PROBLEM> Every line below should be copied exactly; drop the pictures.

Dataset entries
····················
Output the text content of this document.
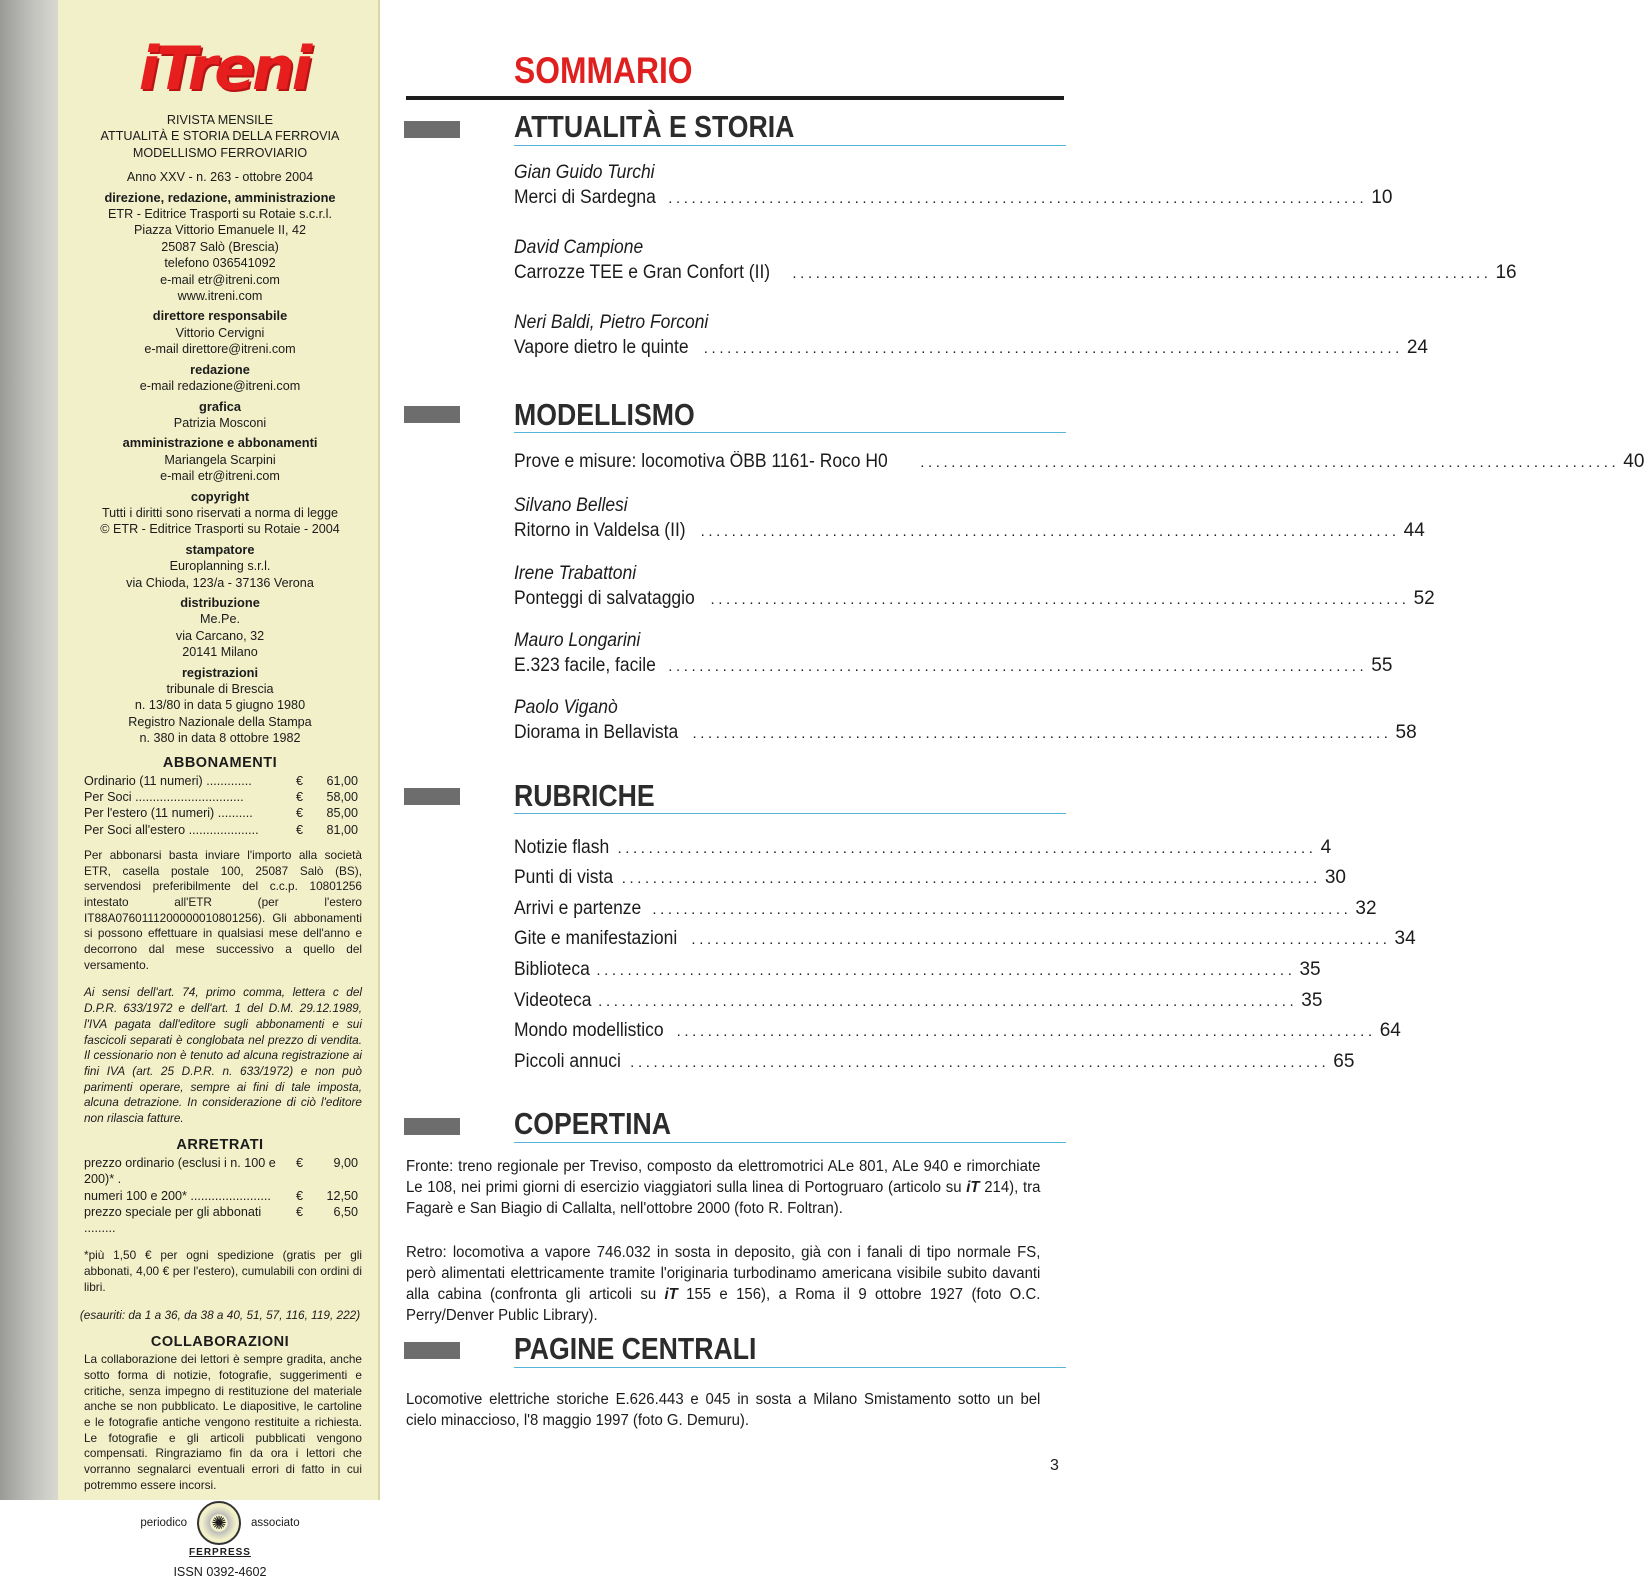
iTreni
RIVISTA MENSILE
ATTUALITÀ E STORIA DELLA FERROVIA
MODELLISMO FERROVIARIO
Anno XXV - n. 263 - ottobre 2004
direzione, redazione, amministrazione
ETR - Editrice Trasporti su Rotaie s.c.r.l.
Piazza Vittorio Emanuele II, 42
25087 Salò (Brescia)
telefono 036541092
e-mail etr@itreni.com
www.itreni.com
direttore responsabile
Vittorio Cervigni
e-mail direttore@itreni.com
redazione
e-mail redazione@itreni.com
grafica
Patrizia Mosconi
amministrazione e abbonamenti
Mariangela Scarpini
e-mail etr@itreni.com
copyright
Tutti i diritti sono riservati a norma di legge
© ETR - Editrice Trasporti su Rotaie - 2004
stampatore
Europlanning s.r.l.
via Chioda, 123/a - 37136 Verona
distribuzione
Me.Pe.
via Carcano, 32
20141 Milano
registrazioni
tribunale di Brescia
n. 13/80 in data 5 giugno 1980
Registro Nazionale della Stampa
n. 380 in data 8 ottobre 1982
ABBONAMENTI
Ordinario (11 numeri) .............	€	61,00
Per Soci ...............................	€	58,00
Per l'estero (11 numeri) ..........	€	85,00
Per Soci all'estero ....................	€	81,00
Per abbonarsi basta inviare l'importo alla società ETR, casella postale 100, 25087 Salò (BS), servendosi preferibilmente del c.c.p. 10801256 intestato all'ETR (per l'estero IT88A0760111200000010801256). Gli abbonamenti si possono effettuare in qualsiasi mese dell'anno e decorrono dal mese successivo a quello del versamento.
Ai sensi dell'art. 74, primo comma, lettera c del D.P.R. 633/1972 e dell'art. 1 del D.M. 29.12.1989, l'IVA pagata dall'editore sugli abbonamenti e sui fascicoli separati è conglobata nel prezzo di vendita. Il cessionario non è tenuto ad alcuna registrazione ai fini IVA (art. 25 D.P.R. n. 633/1972) e non può parimenti operare, sempre ai fini di tale imposta, alcuna detrazione. In considerazione di ciò l'editore non rilascia fatture.
ARRETRATI
prezzo ordinario (esclusi i n. 100 e 200)* .
€	9,00
numeri 100 e 200* .......................	€	12,50
prezzo speciale per gli abbonati .........
€	6,50
*più 1,50 € per ogni spedizione (gratis per gli abbonati, 4,00 € per l'estero), cumulabili con ordini di libri.
(esauriti: da 1 a 36, da 38 a 40, 51, 57, 116, 119, 222)
COLLABORAZIONI
La collaborazione dei lettori è sempre gradita, anche sotto forma di notizie, fotografie, suggerimenti e critiche, senza impegno di restituzione del materiale anche se non pubblicato. Le diapositive, le cartoline e le fotografie antiche vengono restituite a richiesta. Le fotografie e gli articoli pubblicati vengono compensati. Ringraziamo fin da ora i lettori che vorranno segnalarci eventuali errori di fatto in cui potremmo essere incorsi.
periodico	✺	associato
FERPRESS
ISSN 0392-4602
SOMMARIO
ATTUALITÀ E STORIA
Gian Guido Turchi
Merci di Sardegna .......................................................................................... 10
David Campione
Carrozze TEE e Gran Confort (II) .......................................................................................... 16
Neri Baldi, Pietro Forconi
Vapore dietro le quinte .......................................................................................... 24
MODELLISMO
Prove e misure: locomotiva ÖBB 1161- Roco H0 .......................................................................................... 40
Silvano Bellesi
Ritorno in Valdelsa (II) .......................................................................................... 44
Irene Trabattoni
Ponteggi di salvataggio .......................................................................................... 52
Mauro Longarini
E.323 facile, facile .......................................................................................... 55
Paolo Viganò
Diorama in Bellavista .......................................................................................... 58
RUBRICHE
Notizie flash .......................................................................................... 4
Punti di vista .......................................................................................... 30
Arrivi e partenze .......................................................................................... 32
Gite e manifestazioni .......................................................................................... 34
Biblioteca .......................................................................................... 35
Videoteca .......................................................................................... 35
Mondo modellistico .......................................................................................... 64
Piccoli annuci .......................................................................................... 65
COPERTINA
Fronte: treno regionale per Treviso, composto da elettromotrici ALe 801, ALe 940 e rimorchiate Le 108, nei primi giorni di esercizio viaggiatori sulla linea di Portogruaro (articolo su iT 214), tra Fagarè e San Biagio di Callalta, nell'ottobre 2000 (foto R. Foltran).
Retro: locomotiva a vapore 746.032 in sosta in deposito, già con i fanali di tipo normale FS, però alimentati elettricamente tramite l'originaria turbodinamo americana visibile subito davanti alla cabina (confronta gli articoli su iT 155 e 156), a Roma il 9 ottobre 1927 (foto O.C. Perry/Denver Public Library).
PAGINE CENTRALI
Locomotive elettriche storiche E.626.443 e 045 in sosta a Milano Smistamento sotto un bel cielo minaccioso, l'8 maggio 1997 (foto G. Demuru).
3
····················
THE REPLY>
Output the text content of this document.
iTreni
RIVISTA MENSILE
ATTUALITÀ E STORIA DELLA FERROVIA
MODELLISMO FERROVIARIO
Anno XXV - n. 263 - ottobre 2004
direzione, redazione, amministrazione
ETR - Editrice Trasporti su Rotaie s.c.r.l.
Piazza Vittorio Emanuele II, 42
25087 Salò (Brescia)
telefono 036541092
e-mail etr@itreni.com
www.itreni.com
direttore responsabile
Vittorio Cervigni
e-mail direttore@itreni.com
redazione
e-mail redazione@itreni.com
grafica
Patrizia Mosconi
amministrazione e abbonamenti
Mariangela Scarpini
e-mail etr@itreni.com
copyright
Tutti i diritti sono riservati a norma di legge
© ETR - Editrice Trasporti su Rotaie - 2004
stampatore
Europlanning s.r.l.
via Chioda, 123/a - 37136 Verona
distribuzione
Me.Pe.
via Carcano, 32
20141 Milano
registrazioni
tribunale di Brescia
n. 13/80 in data 5 giugno 1980
Registro Nazionale della Stampa
n. 380 in data 8 ottobre 1982
ABBONAMENTI
Ordinario (11 numeri) .............	€	61,00
Per Soci ...............................	€	58,00
Per l'estero (11 numeri) ..........	€	85,00
Per Soci all'estero ....................	€	81,00
Per abbonarsi basta inviare l'importo alla società ETR, casella postale 100, 25087 Salò (BS), servendosi preferibilmente del c.c.p. 10801256 intestato all'ETR (per l'estero IT88A0760111200000010801256). Gli abbonamenti si possono effettuare in qualsiasi mese dell'anno e decorrono dal mese successivo a quello del versamento.
Ai sensi dell'art. 74, primo comma, lettera c del D.P.R. 633/1972 e dell'art. 1 del D.M. 29.12.1989, l'IVA pagata dall'editore sugli abbonamenti e sui fascicoli separati è conglobata nel prezzo di vendita. Il cessionario non è tenuto ad alcuna registrazione ai fini IVA (art. 25 D.P.R. n. 633/1972) e non può parimenti operare, sempre ai fini di tale imposta, alcuna detrazione. In considerazione di ciò l'editore non rilascia fatture.
ARRETRATI
prezzo ordinario (esclusi i n. 100 e 200)* .
€	9,00
numeri 100 e 200* .......................	€	12,50
prezzo speciale per gli abbonati .........
€	6,50
*più 1,50 € per ogni spedizione (gratis per gli abbonati, 4,00 € per l'estero), cumulabili con ordini di libri.
(esauriti: da 1 a 36, da 38 a 40, 51, 57, 116, 119, 222)
COLLABORAZIONI
La collaborazione dei lettori è sempre gradita, anche sotto forma di notizie, fotografie, suggerimenti e critiche, senza impegno di restituzione del materiale anche se non pubblicato. Le diapositive, le cartoline e le fotografie antiche vengono restituite a richiesta. Le fotografie e gli articoli pubblicati vengono compensati. Ringraziamo fin da ora i lettori che vorranno segnalarci eventuali errori di fatto in cui potremmo essere incorsi.
periodico	✺	associato
FERPRESS
ISSN 0392-4602
SOMMARIO
ATTUALITÀ E STORIA
Gian Guido Turchi
Merci di Sardegna .......................................................................................... 10
David Campione
Carrozze TEE e Gran Confort (II) .......................................................................................... 16
Neri Baldi, Pietro Forconi
Vapore dietro le quinte .......................................................................................... 24
MODELLISMO
Prove e misure: locomotiva ÖBB 1161- Roco H0 .......................................................................................... 40
Silvano Bellesi
Ritorno in Valdelsa (II) .......................................................................................... 44
Irene Trabattoni
Ponteggi di salvataggio .......................................................................................... 52
Mauro Longarini
E.323 facile, facile .......................................................................................... 55
Paolo Viganò
Diorama in Bellavista .......................................................................................... 58
RUBRICHE
Notizie flash .......................................................................................... 4
Punti di vista .......................................................................................... 30
Arrivi e partenze .......................................................................................... 32
Gite e manifestazioni .......................................................................................... 34
Biblioteca .......................................................................................... 35
Videoteca .......................................................................................... 35
Mondo modellistico .......................................................................................... 64
Piccoli annuci .......................................................................................... 65
COPERTINA
Fronte: treno regionale per Treviso, composto da elettromotrici ALe 801, ALe 940 e rimorchiate Le 108, nei primi giorni di esercizio viaggiatori sulla linea di Portogruaro (articolo su iT 214), tra Fagarè e San Biagio di Callalta, nell'ottobre 2000 (foto R. Foltran).
Retro: locomotiva a vapore 746.032 in sosta in deposito, già con i fanali di tipo normale FS, però alimentati elettricamente tramite l'originaria turbodinamo americana visibile subito davanti alla cabina (confronta gli articoli su iT 155 e 156), a Roma il 9 ottobre 1927 (foto O.C. Perry/Denver Public Library).
PAGINE CENTRALI
Locomotive elettriche storiche E.626.443 e 045 in sosta a Milano Smistamento sotto un bel cielo minaccioso, l'8 maggio 1997 (foto G. Demuru).
3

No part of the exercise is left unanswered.